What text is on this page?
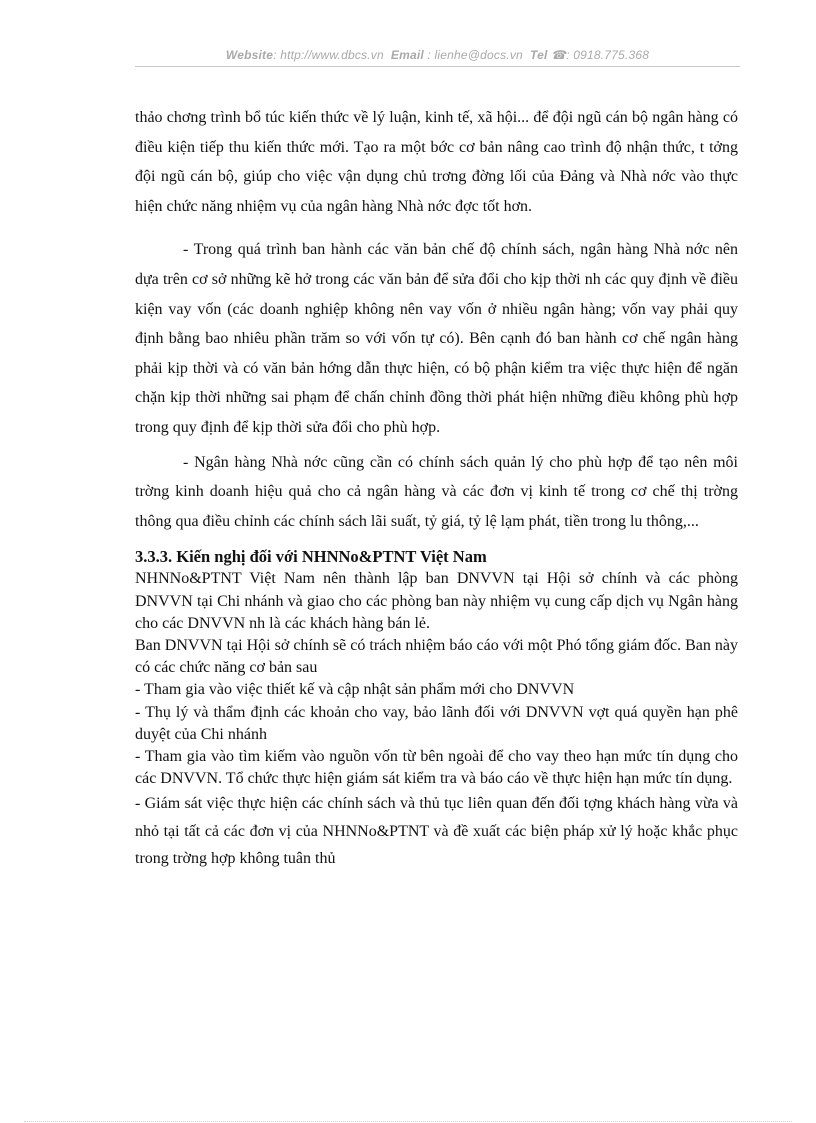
Website: http://www.dbcs.vn Email : lienhe@docs.vn Tel ☎: 0918.775.368

thảo chơng trình bổ túc kiến thức về lý luận, kinh tế, xã hội... để đội ngũ cán bộ ngân hàng có điều kiện tiếp thu kiến thức mới. Tạo ra một bớc cơ bản nâng cao trình độ nhận thức, t tởng đội ngũ cán bộ, giúp cho việc vận dụng chủ trơng đờng lối của Đảng và Nhà nớc vào thực hiện chức năng nhiệm vụ của ngân hàng Nhà nớc đợc tốt hơn.

- Trong quá trình ban hành các văn bản chế độ chính sách, ngân hàng Nhà nớc nên dựa trên cơ sở những kẽ hở trong các văn bản để sửa đổi cho kịp thời nh các quy định về điều kiện vay vốn (các doanh nghiệp không nên vay vốn ở nhiều ngân hàng; vốn vay phải quy định bằng bao nhiêu phần trăm so với vốn tự có). Bên cạnh đó ban hành cơ chế ngân hàng phải kịp thời và có văn bản hớng dẫn thực hiện, có bộ phận kiểm tra việc thực hiện để ngăn chặn kịp thời những sai phạm để chấn chỉnh đồng thời phát hiện những điều không phù hợp trong quy định để kịp thời sửa đổi cho phù hợp.

- Ngân hàng Nhà nớc cũng cần có chính sách quản lý cho phù hợp để tạo nên môi trờng kinh doanh hiệu quả cho cả ngân hàng và các đơn vị kinh tế trong cơ chế thị trờng thông qua điều chỉnh các chính sách lãi suất, tỷ giá, tỷ lệ lạm phát, tiền trong lu thông,...

3.3.3. Kiến nghị đối với NHNNo&PTNT Việt Nam

NHNNo&PTNT Việt Nam nên thành lập ban DNVVN tại Hội sở chính và các phòng DNVVN tại Chi nhánh và giao cho các phòng ban này nhiệm vụ cung cấp dịch vụ Ngân hàng cho các DNVVN nh là các khách hàng bán lẻ.

Ban DNVVN tại Hội sở chính sẽ có trách nhiệm báo cáo với một Phó tổng giám đốc. Ban này có các chức năng cơ bản sau

- Tham gia vào việc thiết kế và cập nhật sản phẩm mới cho DNVVN

- Thụ lý và thẩm định các khoản cho vay, bảo lãnh đối với DNVVN vợt quá quyền hạn phê duyệt của Chi nhánh

- Tham gia vào tìm kiếm vào nguồn vốn từ bên ngoài để cho vay theo hạn mức tín dụng cho các DNVVN. Tổ chức thực hiện giám sát kiểm tra và báo cáo về thực hiện hạn mức tín dụng.

- Giám sát việc thực hiện các chính sách và thủ tục liên quan đến đối tợng khách hàng vừa và nhỏ tại tất cả các đơn vị của NHNNo&PTNT và đề xuất các biện pháp xử lý hoặc khắc phục trong trờng hợp không tuân thủ
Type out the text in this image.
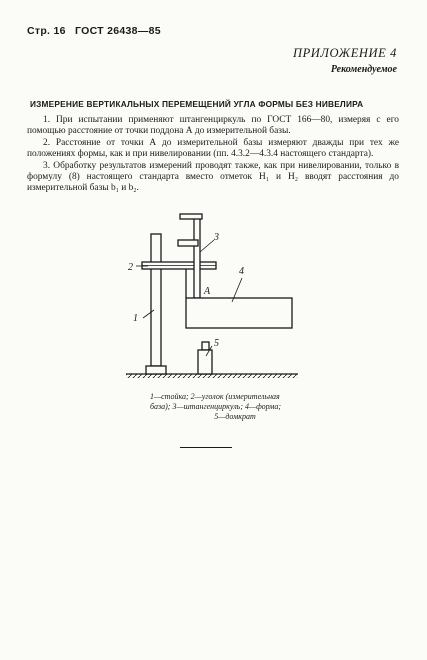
Стр. 16 ГОСТ 26438—85
ПРИЛОЖЕНИЕ 4
Рекомендуемое
ИЗМЕРЕНИЕ ВЕРТИКАЛЬНЫХ ПЕРЕМЕЩЕНИЙ УГЛА ФОРМЫ БЕЗ НИВЕЛИРА

1. При испытании применяют штангенциркуль по ГОСТ 166—80, измеряя с его помощью расстояние от точки поддона А до измерительной базы.

2. Расстояние от точки А до измерительной базы измеряют дважды при тех же положениях формы, как и при нивелировании (пп. 4.3.2—4.3.4 настоящего стандарта).

3. Обработку результатов измерений проводят также, как при нивелировании, только в формулу (8) настоящего стандарта вместо отметок H₁ и H₂ вводят расстояния до измерительной базы b₁ и b₂.

1
2
3
4
5
A
1—стойка; 2—уголок (измерительная
база); 3—штангенциркуль; 4—форма;
5—домкрат
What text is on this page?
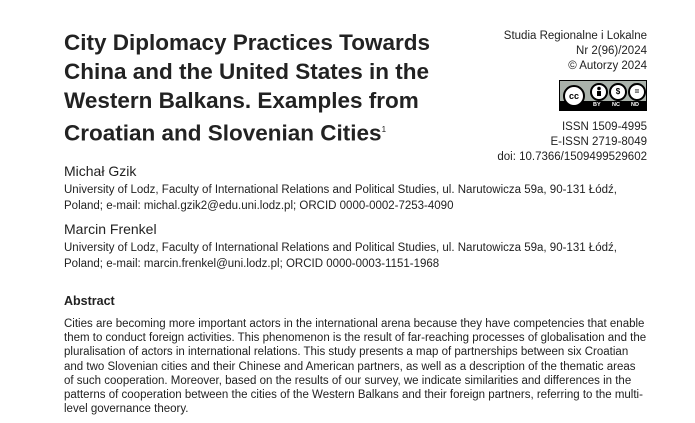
City Diplomacy Practices Towards China and the United States in the Western Balkans. Examples from Croatian and Slovenian Cities$^1$
Studia Regionalne i Lokalne
Nr 2(96)/2024
© Autorzy 2024
cc	$	=
BY NC ND
ISSN 1509-4995
E-ISSN 2719-8049
doi: 10.7366/1509499529602
Michał Gzik
University of Lodz, Faculty of International Relations and Political Studies, ul. Narutowicza 59a, 90-131 Łódź, Poland; e-mail: michal.gzik2@edu.uni.lodz.pl; ORCID 0000-0002-7253-4090
Marcin Frenkel
University of Lodz, Faculty of International Relations and Political Studies, ul. Narutowicza 59a, 90-131 Łódź, Poland; e-mail: marcin.frenkel@uni.lodz.pl; ORCID 0000-0003-1151-1968
Abstract
Cities are becoming more important actors in the international arena because they have competencies that enable them to conduct foreign activities. This phenomenon is the result of far-reaching processes of globalisation and the pluralisation of actors in international relations. This study presents a map of partnerships between six Croatian and two Slovenian cities and their Chinese and American partners, as well as a description of the thematic areas of such cooperation. Moreover, based on the results of our survey, we indicate similarities and differences in the patterns of cooperation between the cities of the Western Balkans and their foreign partners, referring to the multi-level governance theory.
———
**Task brief**
Read the entries and show each line that mentions "năng".

**Complete answer**
thảo chơng trình bổ túc kiến thức về lý luận, kinh tế, xã hội... để đội ngũ cán bộ ngân hàng có điều kiện tiếp thu kiến thức mới. Tạo ra một bớc cơ bản nâng cao trình độ nhận thức, t tởng đội ngũ cán bộ, giúp cho việc vận dụng chủ trơng đờng lối của Đảng và Nhà nớc vào thực hiện chức năng nhiệm vụ của ngân hàng Nhà nớc đợc tốt hơn.
Ban DNVVN tại Hội sở chính sẽ có trách nhiệm báo cáo với một Phó tổng giám đốc. Ban này có các chức năng cơ bản sau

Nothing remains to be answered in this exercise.